— Exercise task —
Pick out every line in the records below that contains the string "DIGITIZER", and copy each of those lines in full.

— Data excerpts —

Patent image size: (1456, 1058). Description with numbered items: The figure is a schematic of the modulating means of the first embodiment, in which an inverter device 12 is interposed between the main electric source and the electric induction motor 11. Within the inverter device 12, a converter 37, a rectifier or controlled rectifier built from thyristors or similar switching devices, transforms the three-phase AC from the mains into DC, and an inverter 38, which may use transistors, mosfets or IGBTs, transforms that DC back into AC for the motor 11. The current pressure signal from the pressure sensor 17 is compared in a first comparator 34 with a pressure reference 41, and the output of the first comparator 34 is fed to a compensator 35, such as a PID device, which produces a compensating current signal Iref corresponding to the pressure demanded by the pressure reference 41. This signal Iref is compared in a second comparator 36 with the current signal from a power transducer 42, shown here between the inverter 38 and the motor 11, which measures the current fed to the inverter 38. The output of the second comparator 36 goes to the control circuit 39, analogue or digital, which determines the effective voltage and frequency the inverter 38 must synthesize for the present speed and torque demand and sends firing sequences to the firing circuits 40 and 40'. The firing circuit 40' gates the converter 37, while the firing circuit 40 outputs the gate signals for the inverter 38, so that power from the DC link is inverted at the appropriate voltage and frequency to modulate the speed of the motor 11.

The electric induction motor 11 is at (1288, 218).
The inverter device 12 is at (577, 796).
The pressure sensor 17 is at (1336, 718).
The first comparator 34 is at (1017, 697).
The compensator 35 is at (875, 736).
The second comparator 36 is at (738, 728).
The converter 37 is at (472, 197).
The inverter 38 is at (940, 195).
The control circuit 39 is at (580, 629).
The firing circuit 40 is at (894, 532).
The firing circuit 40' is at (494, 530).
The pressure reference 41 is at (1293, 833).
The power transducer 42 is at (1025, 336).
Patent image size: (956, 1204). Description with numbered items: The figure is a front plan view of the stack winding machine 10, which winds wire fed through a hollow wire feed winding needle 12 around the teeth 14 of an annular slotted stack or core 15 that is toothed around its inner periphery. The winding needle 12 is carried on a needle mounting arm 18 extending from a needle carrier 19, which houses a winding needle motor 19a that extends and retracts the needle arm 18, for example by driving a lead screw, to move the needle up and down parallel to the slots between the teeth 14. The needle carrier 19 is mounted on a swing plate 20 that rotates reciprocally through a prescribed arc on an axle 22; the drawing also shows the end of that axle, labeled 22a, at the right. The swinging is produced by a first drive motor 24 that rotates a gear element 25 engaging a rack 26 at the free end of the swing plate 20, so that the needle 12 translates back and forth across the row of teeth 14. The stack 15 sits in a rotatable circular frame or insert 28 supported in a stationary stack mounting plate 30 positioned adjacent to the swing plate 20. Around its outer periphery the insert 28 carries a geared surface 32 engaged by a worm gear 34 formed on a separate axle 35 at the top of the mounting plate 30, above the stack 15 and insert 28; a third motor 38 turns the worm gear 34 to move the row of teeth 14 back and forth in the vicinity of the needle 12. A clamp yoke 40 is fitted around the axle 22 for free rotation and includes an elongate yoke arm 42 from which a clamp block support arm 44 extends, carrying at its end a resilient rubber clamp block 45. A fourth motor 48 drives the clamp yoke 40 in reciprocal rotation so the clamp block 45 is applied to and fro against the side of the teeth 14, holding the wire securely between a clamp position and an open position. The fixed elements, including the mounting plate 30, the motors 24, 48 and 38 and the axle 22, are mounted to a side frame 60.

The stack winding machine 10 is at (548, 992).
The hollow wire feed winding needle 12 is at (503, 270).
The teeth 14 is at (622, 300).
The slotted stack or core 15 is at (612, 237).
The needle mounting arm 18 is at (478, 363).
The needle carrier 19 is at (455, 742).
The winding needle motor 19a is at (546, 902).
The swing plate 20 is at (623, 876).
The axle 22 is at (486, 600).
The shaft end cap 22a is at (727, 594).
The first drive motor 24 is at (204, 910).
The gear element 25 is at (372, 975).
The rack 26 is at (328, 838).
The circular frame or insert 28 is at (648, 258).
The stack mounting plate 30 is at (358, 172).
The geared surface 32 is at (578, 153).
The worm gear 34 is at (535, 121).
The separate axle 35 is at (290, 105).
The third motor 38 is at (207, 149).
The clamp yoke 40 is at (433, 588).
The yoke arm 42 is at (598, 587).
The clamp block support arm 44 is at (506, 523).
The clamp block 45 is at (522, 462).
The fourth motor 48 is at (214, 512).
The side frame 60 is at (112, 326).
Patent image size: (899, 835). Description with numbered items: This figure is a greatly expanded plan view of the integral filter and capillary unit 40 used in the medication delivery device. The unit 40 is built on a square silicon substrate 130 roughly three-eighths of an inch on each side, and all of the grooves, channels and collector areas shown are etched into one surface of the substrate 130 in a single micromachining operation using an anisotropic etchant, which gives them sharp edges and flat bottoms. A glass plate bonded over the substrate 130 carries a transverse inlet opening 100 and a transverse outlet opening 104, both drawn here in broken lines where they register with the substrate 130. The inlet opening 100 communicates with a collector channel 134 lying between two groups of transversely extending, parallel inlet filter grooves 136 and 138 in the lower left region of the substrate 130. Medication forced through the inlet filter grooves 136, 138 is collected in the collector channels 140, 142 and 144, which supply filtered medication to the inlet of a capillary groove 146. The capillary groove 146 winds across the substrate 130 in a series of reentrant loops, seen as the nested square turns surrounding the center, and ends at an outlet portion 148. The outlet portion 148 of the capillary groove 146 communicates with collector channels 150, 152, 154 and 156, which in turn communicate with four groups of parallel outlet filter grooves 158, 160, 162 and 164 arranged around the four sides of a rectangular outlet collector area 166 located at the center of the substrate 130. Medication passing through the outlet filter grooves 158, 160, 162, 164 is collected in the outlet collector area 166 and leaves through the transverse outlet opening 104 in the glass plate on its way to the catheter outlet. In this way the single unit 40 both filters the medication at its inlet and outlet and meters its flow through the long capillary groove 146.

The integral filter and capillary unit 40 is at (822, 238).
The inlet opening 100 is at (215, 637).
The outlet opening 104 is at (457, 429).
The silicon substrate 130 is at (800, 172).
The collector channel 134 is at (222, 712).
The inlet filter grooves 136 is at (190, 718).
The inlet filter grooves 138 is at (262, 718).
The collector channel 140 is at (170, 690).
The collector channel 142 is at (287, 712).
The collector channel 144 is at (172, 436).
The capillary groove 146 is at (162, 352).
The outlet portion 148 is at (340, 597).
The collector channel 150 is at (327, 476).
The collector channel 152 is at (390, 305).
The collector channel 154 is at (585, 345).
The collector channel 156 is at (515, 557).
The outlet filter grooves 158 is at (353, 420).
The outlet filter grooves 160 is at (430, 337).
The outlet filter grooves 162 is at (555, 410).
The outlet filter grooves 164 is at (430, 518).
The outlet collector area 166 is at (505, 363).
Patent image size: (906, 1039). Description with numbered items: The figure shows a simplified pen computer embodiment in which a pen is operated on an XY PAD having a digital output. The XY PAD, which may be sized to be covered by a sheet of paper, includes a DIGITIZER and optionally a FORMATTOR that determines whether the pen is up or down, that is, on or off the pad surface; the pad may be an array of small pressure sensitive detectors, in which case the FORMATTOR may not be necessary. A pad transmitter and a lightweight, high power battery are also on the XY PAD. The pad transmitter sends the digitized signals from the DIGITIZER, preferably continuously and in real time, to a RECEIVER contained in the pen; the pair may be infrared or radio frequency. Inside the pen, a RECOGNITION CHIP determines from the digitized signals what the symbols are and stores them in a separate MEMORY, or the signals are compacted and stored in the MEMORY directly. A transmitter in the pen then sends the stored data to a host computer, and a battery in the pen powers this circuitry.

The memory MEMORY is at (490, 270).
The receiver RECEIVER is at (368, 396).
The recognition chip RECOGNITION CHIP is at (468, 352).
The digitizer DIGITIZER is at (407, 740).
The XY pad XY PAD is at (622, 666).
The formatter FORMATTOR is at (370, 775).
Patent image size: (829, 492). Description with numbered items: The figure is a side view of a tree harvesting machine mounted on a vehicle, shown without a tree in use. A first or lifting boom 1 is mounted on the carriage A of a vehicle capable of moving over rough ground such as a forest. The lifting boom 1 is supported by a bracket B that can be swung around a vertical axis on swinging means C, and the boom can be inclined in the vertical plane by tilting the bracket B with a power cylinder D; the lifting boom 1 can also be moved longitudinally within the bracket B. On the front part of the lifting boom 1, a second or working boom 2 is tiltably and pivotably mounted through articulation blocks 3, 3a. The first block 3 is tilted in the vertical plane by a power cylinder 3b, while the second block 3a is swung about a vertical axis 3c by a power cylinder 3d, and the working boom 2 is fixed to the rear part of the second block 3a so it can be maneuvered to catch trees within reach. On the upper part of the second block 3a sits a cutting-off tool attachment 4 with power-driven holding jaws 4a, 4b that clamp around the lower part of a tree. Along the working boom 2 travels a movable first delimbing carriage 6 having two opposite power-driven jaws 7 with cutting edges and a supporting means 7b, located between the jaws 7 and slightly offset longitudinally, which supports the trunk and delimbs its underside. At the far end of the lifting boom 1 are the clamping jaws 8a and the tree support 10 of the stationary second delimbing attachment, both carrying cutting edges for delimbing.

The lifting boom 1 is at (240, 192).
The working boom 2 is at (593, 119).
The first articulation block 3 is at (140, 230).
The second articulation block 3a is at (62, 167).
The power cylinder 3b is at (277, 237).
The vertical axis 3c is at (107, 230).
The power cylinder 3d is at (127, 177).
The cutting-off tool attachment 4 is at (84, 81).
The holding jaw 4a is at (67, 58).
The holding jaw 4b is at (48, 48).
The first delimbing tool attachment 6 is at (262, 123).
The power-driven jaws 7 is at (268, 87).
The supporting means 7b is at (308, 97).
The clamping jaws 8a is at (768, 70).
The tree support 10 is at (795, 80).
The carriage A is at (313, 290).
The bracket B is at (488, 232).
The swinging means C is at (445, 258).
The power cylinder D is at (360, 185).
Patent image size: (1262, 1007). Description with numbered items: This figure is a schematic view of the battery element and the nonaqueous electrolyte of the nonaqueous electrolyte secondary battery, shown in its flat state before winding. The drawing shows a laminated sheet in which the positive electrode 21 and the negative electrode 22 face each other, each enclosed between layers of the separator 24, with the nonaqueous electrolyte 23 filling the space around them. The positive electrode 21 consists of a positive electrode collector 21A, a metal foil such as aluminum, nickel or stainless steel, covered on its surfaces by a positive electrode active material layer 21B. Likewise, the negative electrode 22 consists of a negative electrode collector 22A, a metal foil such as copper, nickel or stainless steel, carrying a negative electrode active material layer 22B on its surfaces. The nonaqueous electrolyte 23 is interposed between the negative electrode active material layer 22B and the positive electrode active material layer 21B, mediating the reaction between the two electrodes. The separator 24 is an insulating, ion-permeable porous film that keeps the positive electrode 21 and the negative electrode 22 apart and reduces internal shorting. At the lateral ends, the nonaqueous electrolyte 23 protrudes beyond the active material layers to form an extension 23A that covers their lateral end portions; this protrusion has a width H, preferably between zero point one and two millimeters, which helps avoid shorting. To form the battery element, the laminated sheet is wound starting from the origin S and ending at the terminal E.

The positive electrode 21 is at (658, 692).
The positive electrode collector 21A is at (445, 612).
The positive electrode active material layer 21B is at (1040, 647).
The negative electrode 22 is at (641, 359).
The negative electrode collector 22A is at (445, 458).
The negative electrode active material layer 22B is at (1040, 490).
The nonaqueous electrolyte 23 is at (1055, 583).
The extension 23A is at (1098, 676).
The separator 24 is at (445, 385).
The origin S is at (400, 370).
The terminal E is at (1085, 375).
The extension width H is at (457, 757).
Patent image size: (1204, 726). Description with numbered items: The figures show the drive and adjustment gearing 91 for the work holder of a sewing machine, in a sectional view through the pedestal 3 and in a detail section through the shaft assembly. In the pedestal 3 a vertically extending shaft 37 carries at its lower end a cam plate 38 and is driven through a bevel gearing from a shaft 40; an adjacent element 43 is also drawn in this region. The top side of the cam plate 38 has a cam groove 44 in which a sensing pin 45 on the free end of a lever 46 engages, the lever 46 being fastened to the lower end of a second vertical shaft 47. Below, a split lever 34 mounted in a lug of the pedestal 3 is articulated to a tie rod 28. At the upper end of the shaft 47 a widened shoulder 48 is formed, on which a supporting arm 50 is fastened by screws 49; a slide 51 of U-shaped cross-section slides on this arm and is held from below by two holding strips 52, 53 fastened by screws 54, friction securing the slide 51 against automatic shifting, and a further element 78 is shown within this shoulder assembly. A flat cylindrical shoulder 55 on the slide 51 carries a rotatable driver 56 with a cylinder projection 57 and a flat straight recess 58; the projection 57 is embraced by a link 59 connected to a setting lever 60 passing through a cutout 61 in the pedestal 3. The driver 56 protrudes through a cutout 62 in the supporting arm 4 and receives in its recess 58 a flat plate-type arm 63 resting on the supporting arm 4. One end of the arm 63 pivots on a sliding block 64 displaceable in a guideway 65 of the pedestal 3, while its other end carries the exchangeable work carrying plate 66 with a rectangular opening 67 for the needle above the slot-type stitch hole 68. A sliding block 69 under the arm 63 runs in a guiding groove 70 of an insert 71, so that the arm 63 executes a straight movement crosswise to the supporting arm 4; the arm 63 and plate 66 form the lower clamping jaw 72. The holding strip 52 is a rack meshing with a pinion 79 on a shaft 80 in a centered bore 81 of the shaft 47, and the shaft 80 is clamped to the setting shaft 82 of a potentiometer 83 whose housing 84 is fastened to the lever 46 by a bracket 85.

— Written solution —
Patent image size: (906, 1039). Description with numbered items: The figure shows a simplified pen computer embodiment in which a pen is operated on an XY PAD having a digital output. The XY PAD, which may be sized to be covered by a sheet of paper, includes a DIGITIZER and optionally a FORMATTOR that determines whether the pen is up or down, that is, on or off the pad surface; the pad may be an array of small pressure sensitive detectors, in which case the FORMATTOR may not be necessary. A pad transmitter and a lightweight, high power battery are also on the XY PAD. The pad transmitter sends the digitized signals from the DIGITIZER, preferably continuously and in real time, to a RECEIVER contained in the pen; the pair may be infrared or radio frequency. Inside the pen, a RECOGNITION CHIP determines from the digitized signals what the symbols are and stores them in a separate MEMORY, or the signals are compacted and stored in the MEMORY directly. A transmitter in the pen then sends the stored data to a host computer, and a battery in the pen powers this circuitry.
The digitizer DIGITIZER is at (407, 740).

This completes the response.